§ Document extract:
::::

Galatians 3:26-28 NIV 26 So in Christ Jesus you are all children of God through faith, 27 for all of you who were baptized into Christ have clothed yourselves with Christ. 28 There is neither Jew nor Gentile, neither slave nor free, nor is there male and female, for you are all one in Christ Jesus.
I vividly remember my baptism at Hope Evangelical Free Church near College Station. I remember how cold it was after I emerged from the pool and how happy I felt. My baptism was a public announcement of what had already taken place on the inside. All believers are united in baptism and in Christ.
Paul, in his epistles, called Christians to harmony and unity. We are all one in Christ regardless of ethnicity, gender, nationality, or race. I look forward to the day when all believers throughout the ages will praise Christ before His throne as every knee bows and every tongue confesses that He is Savior and Lord. Every era of history and every part of the world will be represented in the praise that flows from the angels and the believers.
How can we apply the teaching of unity to our daily lives?

::::

§ Data segment:

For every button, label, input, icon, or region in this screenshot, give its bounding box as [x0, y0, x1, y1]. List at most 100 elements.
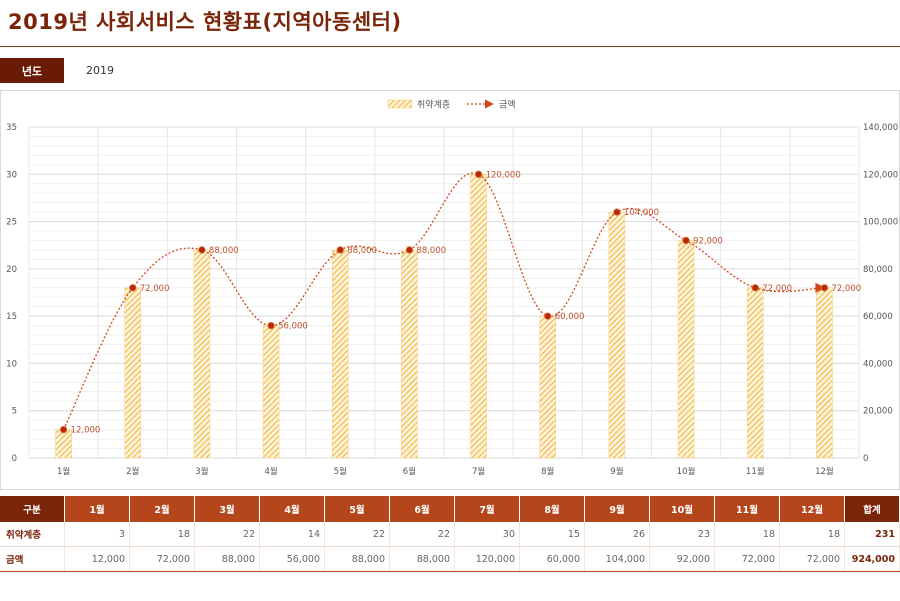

::::

§ Exercise requirements:
A: Could you rewrite the part of the devotional on Galatians 3:26-28 that opens with the words containing "I vividly remember" and closes with "and the believers.", replacing "believers" with "followers of Christ" throughout?
B: Can you extend the devotional on unity in Christ from Galatians 3:26-28, picking up right after its last line?

§ Expected results:
A:
I vividly remember my baptism at Hope Evangelical Free Church near College Station. I remember how cold it was after I emerged from the pool and how happy I felt. My baptism was a public announcement of what had already taken place on the inside. All followers of Christ are united in baptism and in Christ.
Paul, in his epistles, called Christians to harmony and unity. We are all one in Christ regardless of ethnicity, gender, nationality, or race. I look forward to the day when all followers of Christ throughout the ages will praise Christ before His throne as every knee bows and every tongue confesses that He is Savior and Lord. Every era of history and every part of the world will be represented in the praise that flows from the angels and the followers of Christ.

B:
Prayer promotes unity and overcomes bitterness and division. During World War II, Hitler commanded all religious groups to unite so that he could control them. Among the Brethren assemblies, half complied, and half refused. Those who went along with the order had a much easier time. Those who did not faced harsh persecution. In almost every family of those who resisted, someone died in a concentration camp.
When the war was over, feelings of bitterness ran deep between the groups and there was much tension. Finally, they decided that the situation had to be healed. Leaders from each group met at a quiet retreat. For several days, each person spent time in prayer, examining his own heart in the light of Christ’s commands. Then they came together. Francis Schaeffer, who told of the incident, asked a friend who was there, “What did you do then?” “We were just one,” he replied. As they confessed their hostility and bitterness to God and yielded to His control, the Holy Spirit created a spirit of unity among them. Love filled their hearts and dissolved their hatred.
When love prevails among believers, especially in times of strong disagreement, it presents to the world an indisputable mark of a true follower of Jesus Christ. 1
I realize that as Christians we have more in common with each other than what separates us. We have the same Savior, Lord, Baptism, and Spirit. There is no place for racism or sexism among Christ followers. Furthermore, we should not favor the powerful and rich in the church over the poor.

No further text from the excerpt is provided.